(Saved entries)
## Begin
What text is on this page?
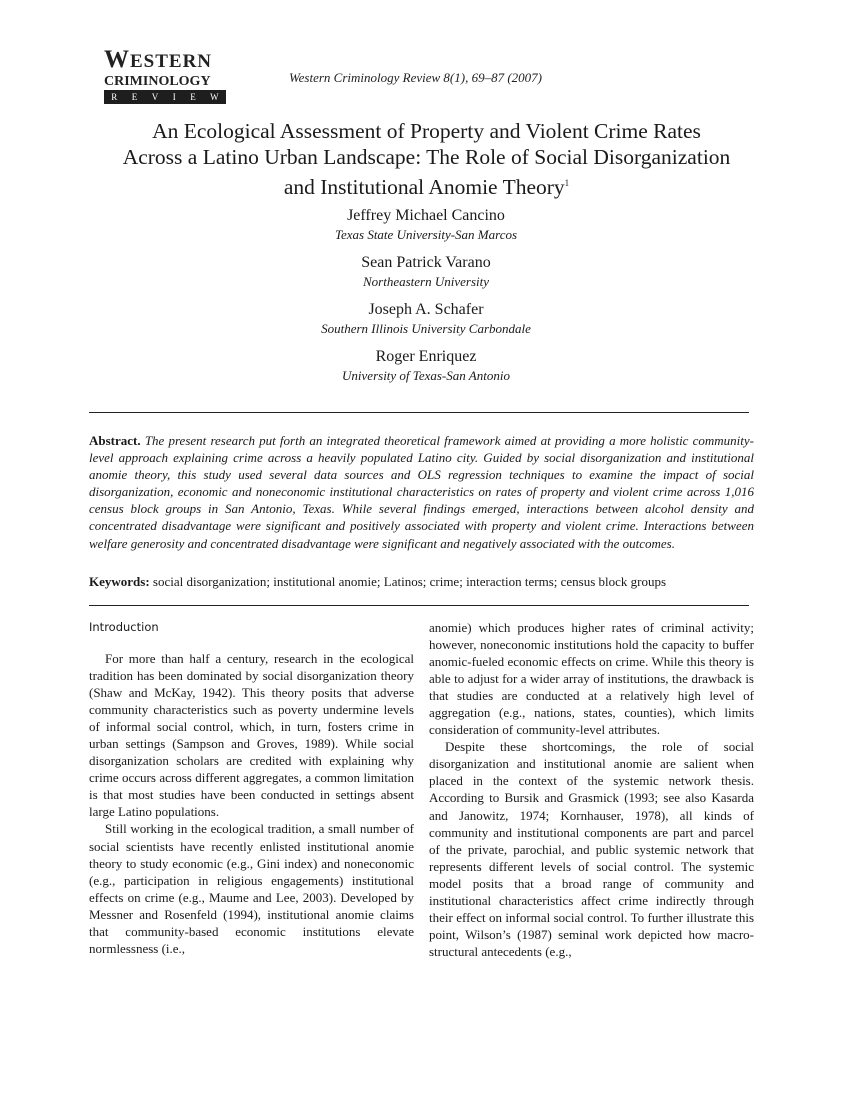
WESTERN
CRIMINOLOGY
R E V I E W
Western Criminology Review 8(1), 69–87 (2007)
An Ecological Assessment of Property and Violent Crime Rates
Across a Latino Urban Landscape: The Role of Social Disorganization
and Institutional Anomie Theory$^1$
Jeffrey Michael Cancino
Texas State University-San Marcos
Sean Patrick Varano
Northeastern University
Joseph A. Schafer
Southern Illinois University Carbondale
Roger Enriquez
University of Texas-San Antonio
Abstract. The present research put forth an integrated theoretical framework aimed at providing a more holistic community-level approach explaining crime across a heavily populated Latino city. Guided by social disorganization and institutional anomie theory, this study used several data sources and OLS regression techniques to examine the impact of social disorganization, economic and noneconomic institutional characteristics on rates of property and violent crime across 1,016 census block groups in San Antonio, Texas. While several findings emerged, interactions between alcohol density and concentrated disadvantage were significant and positively associated with property and violent crime. Interactions between welfare generosity and concentrated disadvantage were significant and negatively associated with the outcomes.
Keywords: social disorganization; institutional anomie; Latinos; crime; interaction terms; census block groups
Introduction

For more than half a century, research in the ecological tradition has been dominated by social disorganization theory (Shaw and McKay, 1942). This theory posits that adverse community characteristics such as poverty undermine levels of informal social control, which, in turn, fosters crime in urban settings (Sampson and Groves, 1989). While social disorganization scholars are credited with explaining why crime occurs across different aggregates, a common limitation is that most studies have been conducted in settings absent large Latino populations.

Still working in the ecological tradition, a small number of social scientists have recently enlisted institutional anomie theory to study economic (e.g., Gini index) and noneconomic (e.g., participation in religious engagements) institutional effects on crime (e.g., Maume and Lee, 2003). Developed by Messner and Rosenfeld (1994), institutional anomie claims that community-based economic institutions elevate normlessness (i.e.,

anomie) which produces higher rates of criminal activity; however, noneconomic institutions hold the capacity to buffer anomic-fueled economic effects on crime. While this theory is able to adjust for a wider array of institutions, the drawback is that studies are conducted at a relatively high level of aggregation (e.g., nations, states, counties), which limits consideration of community-level attributes.

Despite these shortcomings, the role of social disorganization and institutional anomie are salient when placed in the context of the systemic network thesis. According to Bursik and Grasmick (1993; see also Kasarda and Janowitz, 1974; Kornhauser, 1978), all kinds of community and institutional components are part and parcel of the private, parochial, and public systemic network that represents different levels of social control. The systemic model posits that a broad range of community and institutional characteristics affect crime indirectly through their effect on informal social control. To further illustrate this point, Wilson’s (1987) seminal work depicted how macro-structural antecedents (e.g.,
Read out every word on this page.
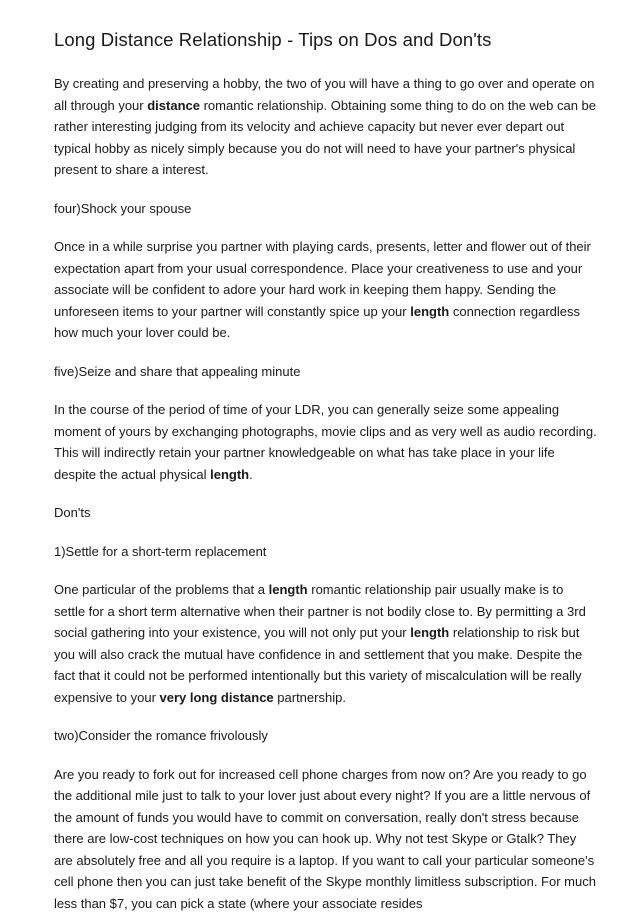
Long Distance Relationship - Tips on Dos and Don'ts

By creating and preserving a hobby, the two of you will have a thing to go over and operate on all through your distance romantic relationship. Obtaining some thing to do on the web can be rather interesting judging from its velocity and achieve capacity but never ever depart out typical hobby as nicely simply because you do not will need to have your partner's physical present to share a interest.

four)Shock your spouse

Once in a while surprise you partner with playing cards, presents, letter and flower out of their expectation apart from your usual correspondence. Place your creativeness to use and your associate will be confident to adore your hard work in keeping them happy. Sending the unforeseen items to your partner will constantly spice up your length connection regardless how much your lover could be.

five)Seize and share that appealing minute

In the course of the period of time of your LDR, you can generally seize some appealing moment of yours by exchanging photographs, movie clips and as very well as audio recording. This will indirectly retain your partner knowledgeable on what has take place in your life despite the actual physical length.

Don'ts

1)Settle for a short-term replacement

One particular of the problems that a length romantic relationship pair usually make is to settle for a short term alternative when their partner is not bodily close to. By permitting a 3rd social gathering into your existence, you will not only put your length relationship to risk but you will also crack the mutual have confidence in and settlement that you make. Despite the fact that it could not be performed intentionally but this variety of miscalculation will be really expensive to your very long distance partnership.

two)Consider the romance frivolously

Are you ready to fork out for increased cell phone charges from now on? Are you ready to go the additional mile just to talk to your lover just about every night? If you are a little nervous of the amount of funds you would have to commit on conversation, really don't stress because there are low-cost techniques on how you can hook up. Why not test Skype or Gtalk? They are absolutely free and all you require is a laptop. If you want to call your particular someone's cell phone then you can just take benefit of the Skype monthly limitless subscription. For much less than $7, you can pick a state (where your associate resides
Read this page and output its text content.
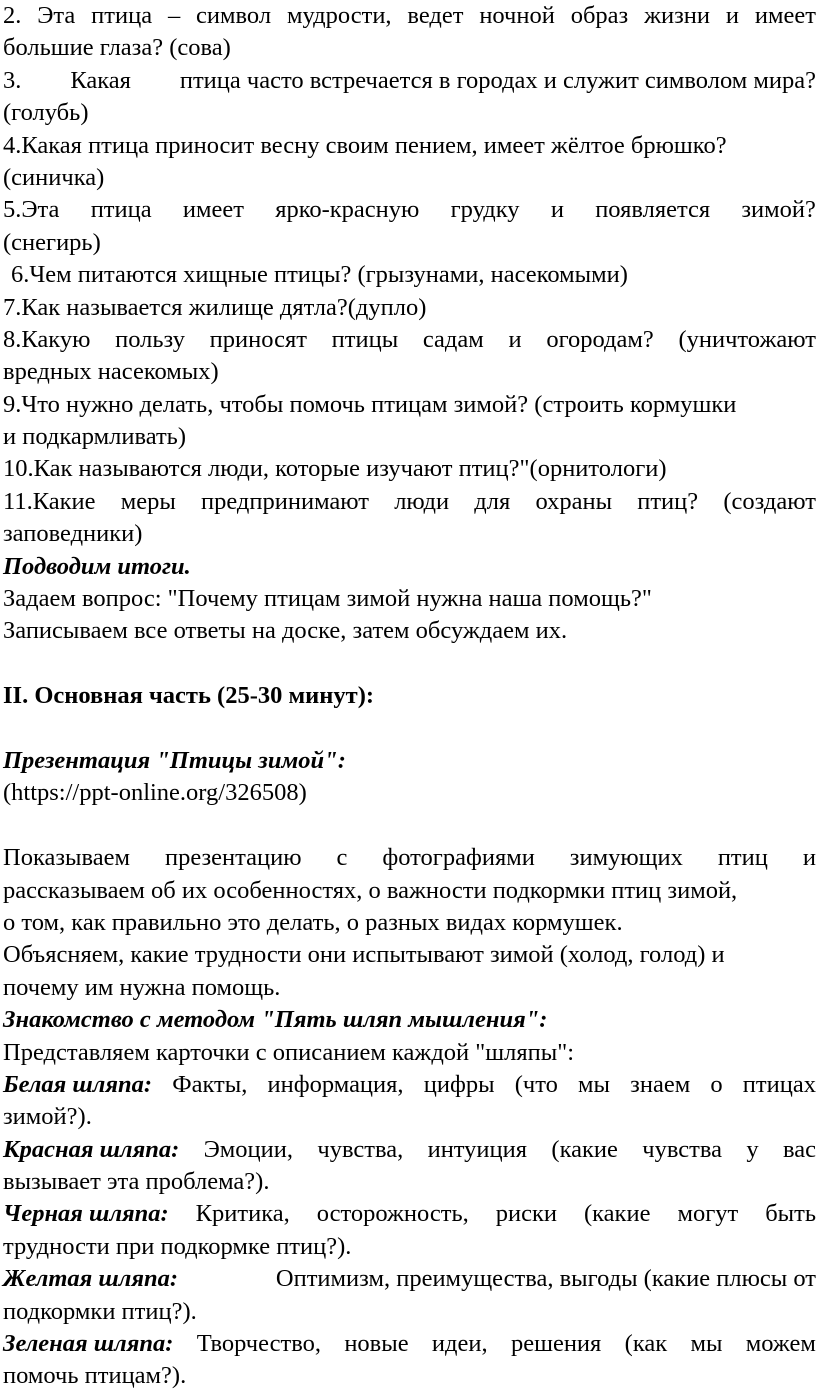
2. Эта птица – символ мудрости, ведет ночной образ жизни и имеет
большие глаза? (сова)
3. Какая птица часто встречается в городах и служит символом мира?
(голубь)
4.Какая птица приносит весну своим пением, имеет жёлтое брюшко?
(синичка)
5.Эта птица имеет ярко-красную грудку и появляется зимой?
(снегирь)
6.Чем питаются хищные птицы? (грызунами, насекомыми)
7.Как называется жилище дятла?(дупло)
8.Какую пользу приносят птицы садам и огородам? (уничтожают
вредных насекомых)
9.Что нужно делать, чтобы помочь птицам зимой? (строить кормушки
и подкармливать)
10.Как называются люди, которые изучают птиц?"(орнитологи)
11.Какие меры предпринимают люди для охраны птиц? (создают
заповедники)
Подводим итоги.
Задаем вопрос: "Почему птицам зимой нужна наша помощь?"
Записываем все ответы на доске, затем обсуждаем их.
II. Основная часть (25-30 минут):
Презентация "Птицы зимой":
(https://ppt-online.org/326508)
Показываем презентацию с фотографиями зимующих птиц и
рассказываем об их особенностях, о важности подкормки птиц зимой,
о том, как правильно это делать, о разных видах кормушек.
Объясняем, какие трудности они испытывают зимой (холод, голод) и
почему им нужна помощь.
Знакомство с методом "Пять шляп мышления":
Представляем карточки с описанием каждой "шляпы":
Белая шляпа: Факты, информация, цифры (что мы знаем о птицах
зимой?).
Красная шляпа: Эмоции, чувства, интуиция (какие чувства у вас
вызывает эта проблема?).
Черная шляпа: Критика, осторожность, риски (какие могут быть
трудности при подкормке птиц?).
Желтая шляпа:	Оптимизм, преимущества, выгоды (какие плюсы от
подкормки птиц?).
Зеленая шляпа: Творчество, новые идеи, решения (как мы можем
помочь птицам?).
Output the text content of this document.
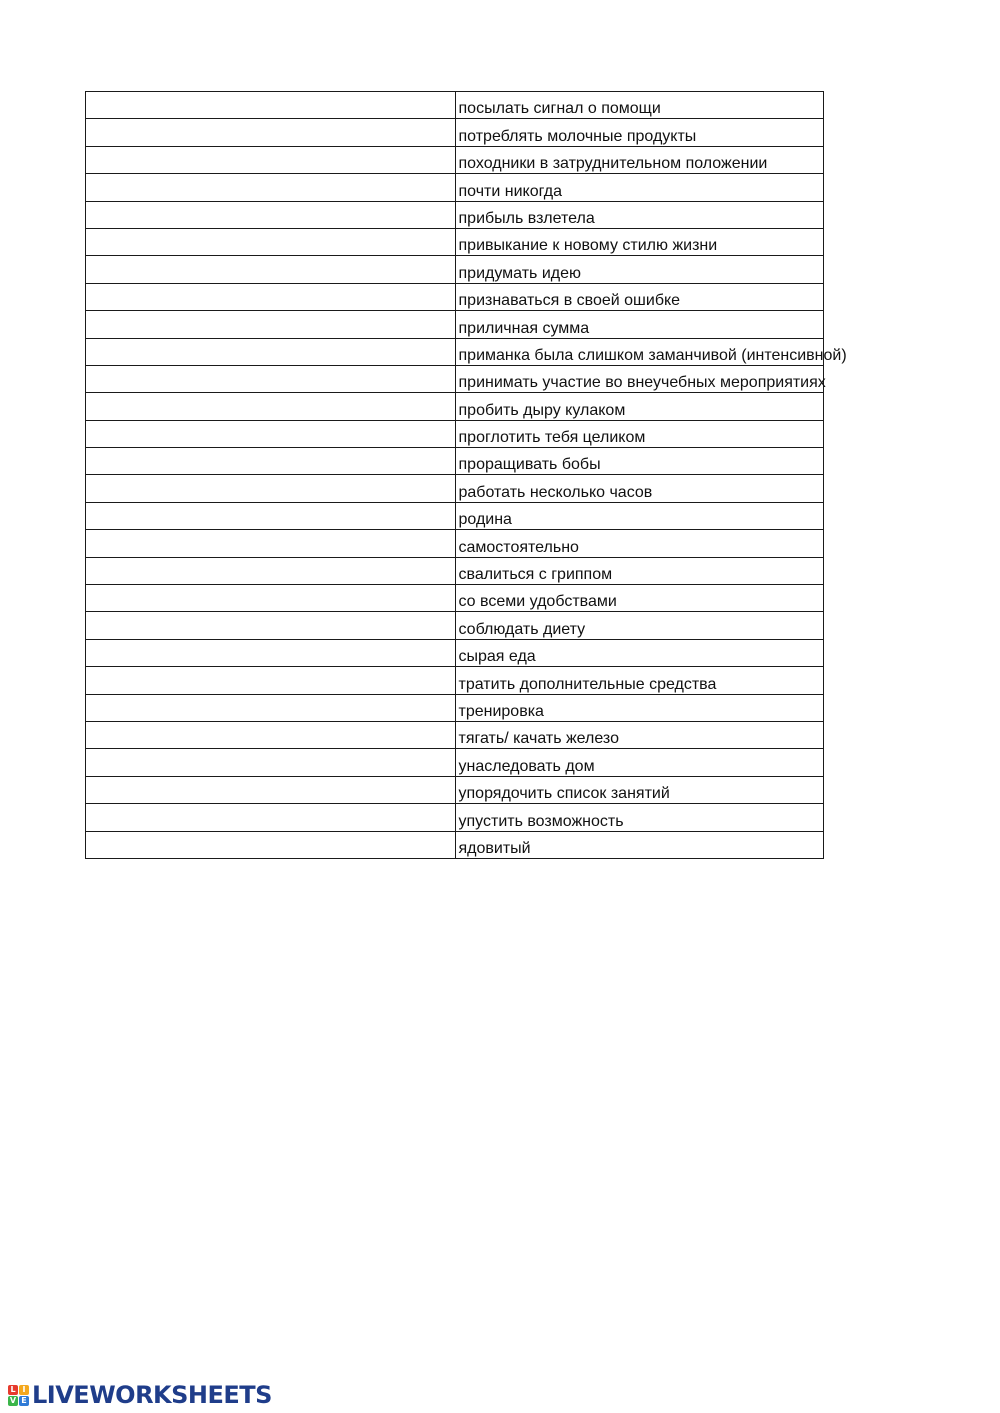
	посылать сигнал о помощи

	потреблять молочные продукты

	походники в затруднительном положении

	почти никогда

	прибыль взлетела

	привыкание к новому стилю жизни

	придумать идею

	признаваться в своей ошибке

	приличная сумма

	приманка была слишком заманчивой (интенсивной)

	принимать участие во внеучебных мероприятиях

	пробить дыру кулаком

	проглотить тебя целиком

	проращивать бобы

	работать несколько часов

	родина

	самостоятельно

	свалиться с гриппом

	со всеми удобствами

	соблюдать диету

	сырая еда

	тратить дополнительные средства

	тренировка

	тягать/ качать железо

	унаследовать дом

	упорядочить список занятий

	упустить возможность

	ядовитый
L I
V E LIVEWORKSHEETS
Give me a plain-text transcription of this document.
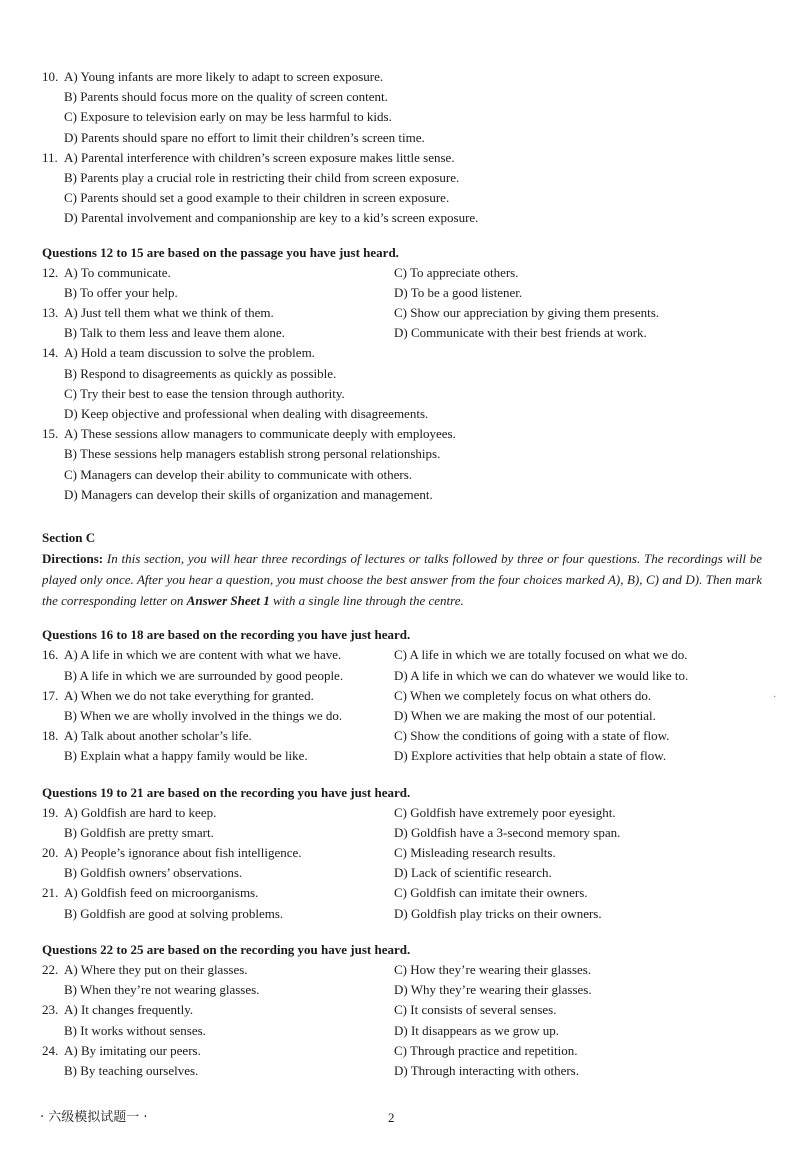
10. A) Young infants are more likely to adapt to screen exposure.
B) Parents should focus more on the quality of screen content.
C) Exposure to television early on may be less harmful to kids.
D) Parents should spare no effort to limit their children’s screen time.
11. A) Parental interference with children’s screen exposure makes little sense.
B) Parents play a crucial role in restricting their child from screen exposure.
C) Parents should set a good example to their children in screen exposure.
D) Parental involvement and companionship are key to a kid’s screen exposure.
Questions 12 to 15 are based on the passage you have just heard.
12. A) To communicate.	C) To appreciate others.
B) To offer your help.	D) To be a good listener.
13. A) Just tell them what we think of them.	C) Show our appreciation by giving them presents.
B) Talk to them less and leave them alone.	D) Communicate with their best friends at work.
14. A) Hold a team discussion to solve the problem.
B) Respond to disagreements as quickly as possible.
C) Try their best to ease the tension through authority.
D) Keep objective and professional when dealing with disagreements.
15. A) These sessions allow managers to communicate deeply with employees.
B) These sessions help managers establish strong personal relationships.
C) Managers can develop their ability to communicate with others.
D) Managers can develop their skills of organization and management.
Section C
Directions: In this section, you will hear three recordings of lectures or talks followed by three or four questions. The recordings will be played only once. After you hear a question, you must choose the best answer from the four choices marked A), B), C) and D). Then mark the corresponding letter on Answer Sheet 1 with a single line through the centre.
Questions 16 to 18 are based on the recording you have just heard.
16. A) A life in which we are content with what we have.	C) A life in which we are totally focused on what we do.
B) A life in which we are surrounded by good people.	D) A life in which we can do whatever we would like to.
17. A) When we do not take everything for granted.	C) When we completely focus on what others do.
B) When we are wholly involved in the things we do.	D) When we are making the most of our potential.
18. A) Talk about another scholar’s life.	C) Show the conditions of going with a state of flow.
B) Explain what a happy family would be like.	D) Explore activities that help obtain a state of flow.
Questions 19 to 21 are based on the recording you have just heard.
19. A) Goldfish are hard to keep.	C) Goldfish have extremely poor eyesight.
B) Goldfish are pretty smart.	D) Goldfish have a 3-second memory span.
20. A) People’s ignorance about fish intelligence.	C) Misleading research results.
B) Goldfish owners’ observations.	D) Lack of scientific research.
21. A) Goldfish feed on microorganisms.	C) Goldfish can imitate their owners.
B) Goldfish are good at solving problems.	D) Goldfish play tricks on their owners.
Questions 22 to 25 are based on the recording you have just heard.
22. A) Where they put on their glasses.	C) How they’re wearing their glasses.
B) When they’re not wearing glasses.	D) Why they’re wearing their glasses.
23. A) It changes frequently.	C) It consists of several senses.
B) It works without senses.	D) It disappears as we grow up.
24. A) By imitating our peers.	C) Through practice and repetition.
B) By teaching ourselves.	D) Through interacting with others.
·
· 六级模拟试题一 ·	2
## End
• **EXERCISE TASK**
Locate the lines above that hold the word "owners". Show every one of them.

• **SOLUTION FOR THIS PROBLEM**
B) Goldfish owners’ observations.	D) Lack of scientific research.
21. A) Goldfish feed on microorganisms.	C) Goldfish can imitate their owners.
B) Goldfish are good at solving problems.	D) Goldfish play tricks on their owners.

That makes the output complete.